**Records for this task:**
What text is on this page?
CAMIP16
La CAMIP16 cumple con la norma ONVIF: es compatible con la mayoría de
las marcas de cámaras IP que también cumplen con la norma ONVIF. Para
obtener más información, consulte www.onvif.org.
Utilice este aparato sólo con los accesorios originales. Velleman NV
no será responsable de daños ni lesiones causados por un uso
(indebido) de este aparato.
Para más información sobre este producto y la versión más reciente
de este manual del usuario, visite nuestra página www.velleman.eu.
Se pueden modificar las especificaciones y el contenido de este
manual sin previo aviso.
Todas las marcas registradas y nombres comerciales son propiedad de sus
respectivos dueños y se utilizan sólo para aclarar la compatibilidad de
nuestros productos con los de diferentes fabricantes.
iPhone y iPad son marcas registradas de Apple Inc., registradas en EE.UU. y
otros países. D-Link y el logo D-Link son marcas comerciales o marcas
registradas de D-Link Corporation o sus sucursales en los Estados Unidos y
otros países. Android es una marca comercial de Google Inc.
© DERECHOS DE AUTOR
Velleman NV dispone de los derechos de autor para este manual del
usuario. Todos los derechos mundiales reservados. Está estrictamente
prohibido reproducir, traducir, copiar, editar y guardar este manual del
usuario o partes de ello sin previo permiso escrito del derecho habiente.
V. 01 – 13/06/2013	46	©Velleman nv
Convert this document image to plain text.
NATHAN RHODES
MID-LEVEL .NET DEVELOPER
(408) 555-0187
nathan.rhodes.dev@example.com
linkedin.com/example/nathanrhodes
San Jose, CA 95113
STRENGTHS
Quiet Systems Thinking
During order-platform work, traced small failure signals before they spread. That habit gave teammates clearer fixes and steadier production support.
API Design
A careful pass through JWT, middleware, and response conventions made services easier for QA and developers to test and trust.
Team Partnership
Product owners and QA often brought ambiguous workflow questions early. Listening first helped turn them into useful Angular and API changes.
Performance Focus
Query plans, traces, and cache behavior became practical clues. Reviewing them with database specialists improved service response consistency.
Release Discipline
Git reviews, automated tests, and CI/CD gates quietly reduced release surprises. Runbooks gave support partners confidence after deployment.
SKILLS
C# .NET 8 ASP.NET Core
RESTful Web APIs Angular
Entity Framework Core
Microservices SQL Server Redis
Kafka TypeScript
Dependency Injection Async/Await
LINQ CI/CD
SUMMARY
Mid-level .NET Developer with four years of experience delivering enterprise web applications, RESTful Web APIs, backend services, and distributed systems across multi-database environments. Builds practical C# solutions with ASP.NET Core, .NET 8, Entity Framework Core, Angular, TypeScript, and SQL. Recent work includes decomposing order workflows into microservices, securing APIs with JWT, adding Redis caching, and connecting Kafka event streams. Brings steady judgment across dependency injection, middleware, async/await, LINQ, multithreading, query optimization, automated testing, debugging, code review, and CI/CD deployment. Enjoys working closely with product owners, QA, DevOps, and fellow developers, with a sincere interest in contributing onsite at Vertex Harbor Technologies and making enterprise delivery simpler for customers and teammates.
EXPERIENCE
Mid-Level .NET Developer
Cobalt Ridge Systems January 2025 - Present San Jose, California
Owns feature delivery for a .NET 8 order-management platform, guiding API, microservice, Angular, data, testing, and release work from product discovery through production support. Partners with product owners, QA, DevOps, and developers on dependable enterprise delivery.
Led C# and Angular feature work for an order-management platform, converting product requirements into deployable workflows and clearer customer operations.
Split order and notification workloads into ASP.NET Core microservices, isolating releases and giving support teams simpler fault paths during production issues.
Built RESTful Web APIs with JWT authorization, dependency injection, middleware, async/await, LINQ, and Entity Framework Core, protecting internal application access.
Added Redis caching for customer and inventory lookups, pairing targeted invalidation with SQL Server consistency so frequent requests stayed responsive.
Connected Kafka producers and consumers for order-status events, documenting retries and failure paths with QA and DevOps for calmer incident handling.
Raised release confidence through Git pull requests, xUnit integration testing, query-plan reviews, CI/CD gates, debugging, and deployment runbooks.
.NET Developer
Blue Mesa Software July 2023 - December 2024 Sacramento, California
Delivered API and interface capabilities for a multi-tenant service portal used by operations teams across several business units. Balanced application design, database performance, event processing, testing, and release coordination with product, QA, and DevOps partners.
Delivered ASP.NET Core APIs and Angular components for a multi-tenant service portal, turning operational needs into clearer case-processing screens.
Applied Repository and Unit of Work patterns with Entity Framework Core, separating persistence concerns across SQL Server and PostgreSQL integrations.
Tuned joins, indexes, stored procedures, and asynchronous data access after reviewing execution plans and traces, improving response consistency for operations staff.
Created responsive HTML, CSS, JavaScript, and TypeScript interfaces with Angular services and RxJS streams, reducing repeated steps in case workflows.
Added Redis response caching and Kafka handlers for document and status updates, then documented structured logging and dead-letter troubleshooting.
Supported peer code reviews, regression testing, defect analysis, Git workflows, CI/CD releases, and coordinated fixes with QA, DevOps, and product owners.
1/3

**Short problem:**
Your task is to transcribe the material exactly.

**The answer:**
What text is on this page?
CAMIP16
La CAMIP16 cumple con la norma ONVIF: es compatible con la mayoría de
las marcas de cámaras IP que también cumplen con la norma ONVIF. Para
obtener más información, consulte www.onvif.org.
Utilice este aparato sólo con los accesorios originales. Velleman NV
no será responsable de daños ni lesiones causados por un uso
(indebido) de este aparato.
Para más información sobre este producto y la versión más reciente
de este manual del usuario, visite nuestra página www.velleman.eu.
Se pueden modificar las especificaciones y el contenido de este
manual sin previo aviso.
Todas las marcas registradas y nombres comerciales son propiedad de sus
respectivos dueños y se utilizan sólo para aclarar la compatibilidad de
nuestros productos con los de diferentes fabricantes.
iPhone y iPad son marcas registradas de Apple Inc., registradas en EE.UU. y
otros países. D-Link y el logo D-Link son marcas comerciales o marcas
registradas de D-Link Corporation o sus sucursales en los Estados Unidos y
otros países. Android es una marca comercial de Google Inc.
© DERECHOS DE AUTOR
Velleman NV dispone de los derechos de autor para este manual del
usuario. Todos los derechos mundiales reservados. Está estrictamente
prohibido reproducir, traducir, copiar, editar y guardar este manual del
usuario o partes de ello sin previo permiso escrito del derecho habiente.
V. 01 – 13/06/2013	46	©Velleman nv
Convert this document image to plain text.
NATHAN RHODES
MID-LEVEL .NET DEVELOPER
(408) 555-0187
nathan.rhodes.dev@example.com
linkedin.com/example/nathanrhodes
San Jose, CA 95113
STRENGTHS
Quiet Systems Thinking
During order-platform work, traced small failure signals before they spread. That habit gave teammates clearer fixes and steadier production support.
API Design
A careful pass through JWT, middleware, and response conventions made services easier for QA and developers to test and trust.
Team Partnership
Product owners and QA often brought ambiguous workflow questions early. Listening first helped turn them into useful Angular and API changes.
Performance Focus
Query plans, traces, and cache behavior became practical clues. Reviewing them with database specialists improved service response consistency.
Release Discipline
Git reviews, automated tests, and CI/CD gates quietly reduced release surprises. Runbooks gave support partners confidence after deployment.
SKILLS
C# .NET 8 ASP.NET Core
RESTful Web APIs Angular
Entity Framework Core
Microservices SQL Server Redis
Kafka TypeScript
Dependency Injection Async/Await
LINQ CI/CD
SUMMARY
Mid-level .NET Developer with four years of experience delivering enterprise web applications, RESTful Web APIs, backend services, and distributed systems across multi-database environments. Builds practical C# solutions with ASP.NET Core, .NET 8, Entity Framework Core, Angular, TypeScript, and SQL. Recent work includes decomposing order workflows into microservices, securing APIs with JWT, adding Redis caching, and connecting Kafka event streams. Brings steady judgment across dependency injection, middleware, async/await, LINQ, multithreading, query optimization, automated testing, debugging, code review, and CI/CD deployment. Enjoys working closely with product owners, QA, DevOps, and fellow developers, with a sincere interest in contributing onsite at Vertex Harbor Technologies and making enterprise delivery simpler for customers and teammates.
EXPERIENCE
Mid-Level .NET Developer
Cobalt Ridge Systems January 2025 - Present San Jose, California
Owns feature delivery for a .NET 8 order-management platform, guiding API, microservice, Angular, data, testing, and release work from product discovery through production support. Partners with product owners, QA, DevOps, and developers on dependable enterprise delivery.
Led C# and Angular feature work for an order-management platform, converting product requirements into deployable workflows and clearer customer operations.
Split order and notification workloads into ASP.NET Core microservices, isolating releases and giving support teams simpler fault paths during production issues.
Built RESTful Web APIs with JWT authorization, dependency injection, middleware, async/await, LINQ, and Entity Framework Core, protecting internal application access.
Added Redis caching for customer and inventory lookups, pairing targeted invalidation with SQL Server consistency so frequent requests stayed responsive.
Connected Kafka producers and consumers for order-status events, documenting retries and failure paths with QA and DevOps for calmer incident handling.
Raised release confidence through Git pull requests, xUnit integration testing, query-plan reviews, CI/CD gates, debugging, and deployment runbooks.
.NET Developer
Blue Mesa Software July 2023 - December 2024 Sacramento, California
Delivered API and interface capabilities for a multi-tenant service portal used by operations teams across several business units. Balanced application design, database performance, event processing, testing, and release coordination with product, QA, and DevOps partners.
Delivered ASP.NET Core APIs and Angular components for a multi-tenant service portal, turning operational needs into clearer case-processing screens.
Applied Repository and Unit of Work patterns with Entity Framework Core, separating persistence concerns across SQL Server and PostgreSQL integrations.
Tuned joins, indexes, stored procedures, and asynchronous data access after reviewing execution plans and traces, improving response consistency for operations staff.
Created responsive HTML, CSS, JavaScript, and TypeScript interfaces with Angular services and RxJS streams, reducing repeated steps in case workflows.
Added Redis response caching and Kafka handlers for document and status updates, then documented structured logging and dead-letter troubleshooting.
Supported peer code reviews, regression testing, defect analysis, Git workflows, CI/CD releases, and coordinated fixes with QA, DevOps, and product owners.
1/3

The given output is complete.